* [WRITTEN INSTRUCTION] Repeat what the lines below say, word for word, and skip every image.

________

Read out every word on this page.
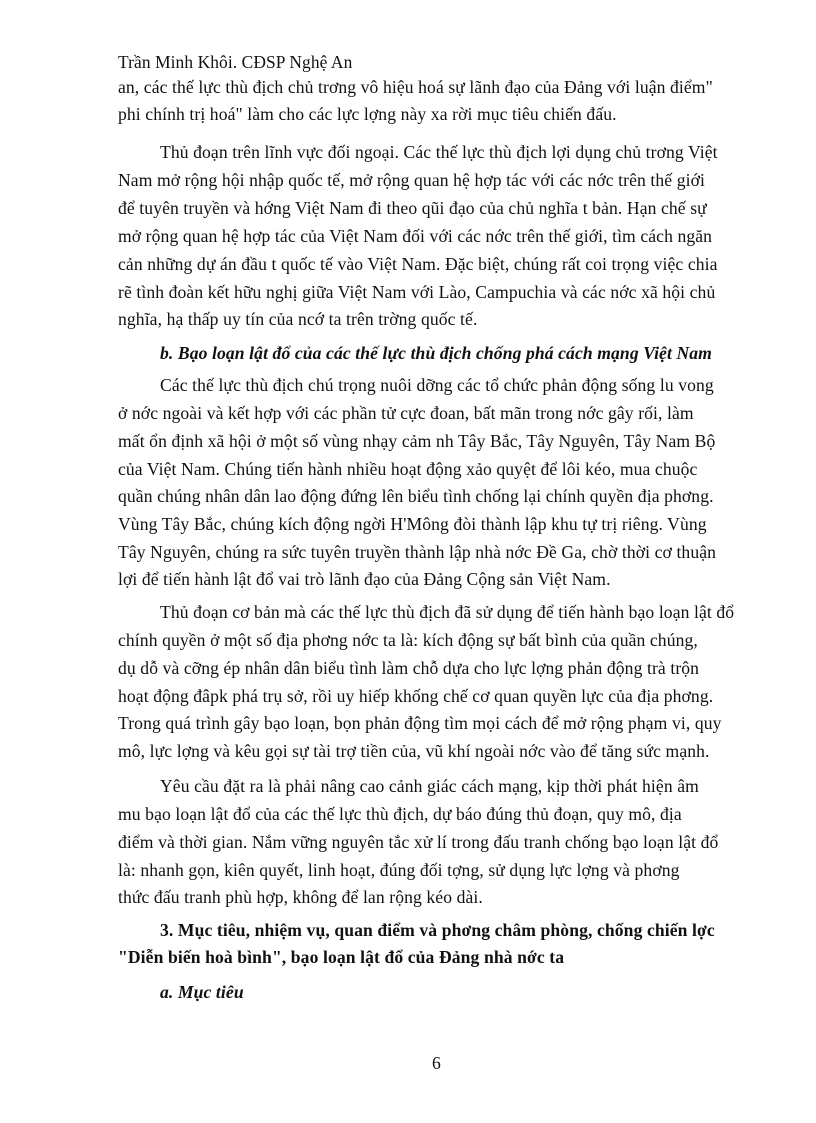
Trần Minh Khôi. CĐSP Nghệ An
an, các thế lực thù địch chủ trơng vô hiệu hoá sự lãnh đạo của Đảng với luận điểm"
phi chính trị hoá" làm cho các lực lợng này xa rời mục tiêu chiến đấu.
Thủ đoạn trên lĩnh vực đối ngoại. Các thế lực thù địch lợi dụng chủ trơng Việt
Nam mở rộng hội nhập quốc tế, mở rộng quan hệ hợp tác với các nớc trên thế giới
để tuyên truyền và hớng Việt Nam đi theo qũi đạo của chủ nghĩa t bản. Hạn chế sự
mở rộng quan hệ hợp tác của Việt Nam đối với các nớc trên thế giới, tìm cách ngăn
cản những dự án đầu t quốc tế vào Việt Nam. Đặc biệt, chúng rất coi trọng việc chia
rẽ tình đoàn kết hữu nghị giữa Việt Nam với Lào, Campuchia và các nớc xã hội chủ
nghĩa, hạ thấp uy tín của ncớ ta trên trờng quốc tế.
b. Bạo loạn lật đổ của các thế lực thù địch chống phá cách mạng Việt Nam
Các thế lực thù địch chú trọng nuôi dỡng các tổ chức phản động sống lu vong
ở nớc ngoài và kết hợp với các phần tử cực đoan, bất mãn trong nớc gây rối, làm
mất ổn định xã hội ở một số vùng nhạy cảm nh Tây Bắc, Tây Nguyên, Tây Nam Bộ
của Việt Nam. Chúng tiến hành nhiều hoạt động xảo quyệt để lôi kéo, mua chuộc
quần chúng nhân dân lao động đứng lên biểu tình chống lại chính quyền địa phơng.
Vùng Tây Bắc, chúng kích động ngời H'Mông đòi thành lập khu tự trị riêng. Vùng
Tây Nguyên, chúng ra sức tuyên truyền thành lập nhà nớc Đề Ga, chờ thời cơ thuận
lợi để tiến hành lật đổ vai trò lãnh đạo của Đảng Cộng sản Việt Nam.
Thủ đoạn cơ bản mà các thế lực thù địch đã sử dụng để tiến hành bạo loạn lật đổ
chính quyền ở một số địa phơng nớc ta là: kích động sự bất bình của quần chúng,
dụ dỗ và cỡng ép nhân dân biểu tình làm chỗ dựa cho lực lợng phản động trà trộn
hoạt động đâpk phá trụ sở, rồi uy hiếp khống chế cơ quan quyền lực của địa phơng.
Trong quá trình gây bạo loạn, bọn phản động tìm mọi cách để mở rộng phạm vi, quy
mô, lực lợng và kêu gọi sự tài trợ tiền của, vũ khí ngoài nớc vào để tăng sức mạnh.
Yêu cầu đặt ra là phải nâng cao cảnh giác cách mạng, kịp thời phát hiện âm
mu bạo loạn lật đổ của các thế lực thù địch, dự báo đúng thủ đoạn, quy mô, địa
điểm và thời gian. Nắm vững nguyên tắc xử lí trong đấu tranh chống bạo loạn lật đổ
là: nhanh gọn, kiên quyết, linh hoạt, đúng đối tợng, sử dụng lực lợng và phơng
thức đấu tranh phù hợp, không để lan rộng kéo dài.
3. Mục tiêu, nhiệm vụ, quan điểm và phơng châm phòng, chống chiến lợc
"Diễn biến hoà bình", bạo loạn lật đổ của Đảng nhà nớc ta
a. Mục tiêu
6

________

* [COMPLETE ANSWER]
Read out every word on this page.
Trần Minh Khôi. CĐSP Nghệ An
an, các thế lực thù địch chủ trơng vô hiệu hoá sự lãnh đạo của Đảng với luận điểm"
phi chính trị hoá" làm cho các lực lợng này xa rời mục tiêu chiến đấu.
Thủ đoạn trên lĩnh vực đối ngoại. Các thế lực thù địch lợi dụng chủ trơng Việt
Nam mở rộng hội nhập quốc tế, mở rộng quan hệ hợp tác với các nớc trên thế giới
để tuyên truyền và hớng Việt Nam đi theo qũi đạo của chủ nghĩa t bản. Hạn chế sự
mở rộng quan hệ hợp tác của Việt Nam đối với các nớc trên thế giới, tìm cách ngăn
cản những dự án đầu t quốc tế vào Việt Nam. Đặc biệt, chúng rất coi trọng việc chia
rẽ tình đoàn kết hữu nghị giữa Việt Nam với Lào, Campuchia và các nớc xã hội chủ
nghĩa, hạ thấp uy tín của ncớ ta trên trờng quốc tế.
b. Bạo loạn lật đổ của các thế lực thù địch chống phá cách mạng Việt Nam
Các thế lực thù địch chú trọng nuôi dỡng các tổ chức phản động sống lu vong
ở nớc ngoài và kết hợp với các phần tử cực đoan, bất mãn trong nớc gây rối, làm
mất ổn định xã hội ở một số vùng nhạy cảm nh Tây Bắc, Tây Nguyên, Tây Nam Bộ
của Việt Nam. Chúng tiến hành nhiều hoạt động xảo quyệt để lôi kéo, mua chuộc
quần chúng nhân dân lao động đứng lên biểu tình chống lại chính quyền địa phơng.
Vùng Tây Bắc, chúng kích động ngời H'Mông đòi thành lập khu tự trị riêng. Vùng
Tây Nguyên, chúng ra sức tuyên truyền thành lập nhà nớc Đề Ga, chờ thời cơ thuận
lợi để tiến hành lật đổ vai trò lãnh đạo của Đảng Cộng sản Việt Nam.
Thủ đoạn cơ bản mà các thế lực thù địch đã sử dụng để tiến hành bạo loạn lật đổ
chính quyền ở một số địa phơng nớc ta là: kích động sự bất bình của quần chúng,
dụ dỗ và cỡng ép nhân dân biểu tình làm chỗ dựa cho lực lợng phản động trà trộn
hoạt động đâpk phá trụ sở, rồi uy hiếp khống chế cơ quan quyền lực của địa phơng.
Trong quá trình gây bạo loạn, bọn phản động tìm mọi cách để mở rộng phạm vi, quy
mô, lực lợng và kêu gọi sự tài trợ tiền của, vũ khí ngoài nớc vào để tăng sức mạnh.
Yêu cầu đặt ra là phải nâng cao cảnh giác cách mạng, kịp thời phát hiện âm
mu bạo loạn lật đổ của các thế lực thù địch, dự báo đúng thủ đoạn, quy mô, địa
điểm và thời gian. Nắm vững nguyên tắc xử lí trong đấu tranh chống bạo loạn lật đổ
là: nhanh gọn, kiên quyết, linh hoạt, đúng đối tợng, sử dụng lực lợng và phơng
thức đấu tranh phù hợp, không để lan rộng kéo dài.
3. Mục tiêu, nhiệm vụ, quan điểm và phơng châm phòng, chống chiến lợc
"Diễn biến hoà bình", bạo loạn lật đổ của Đảng nhà nớc ta
a. Mục tiêu
6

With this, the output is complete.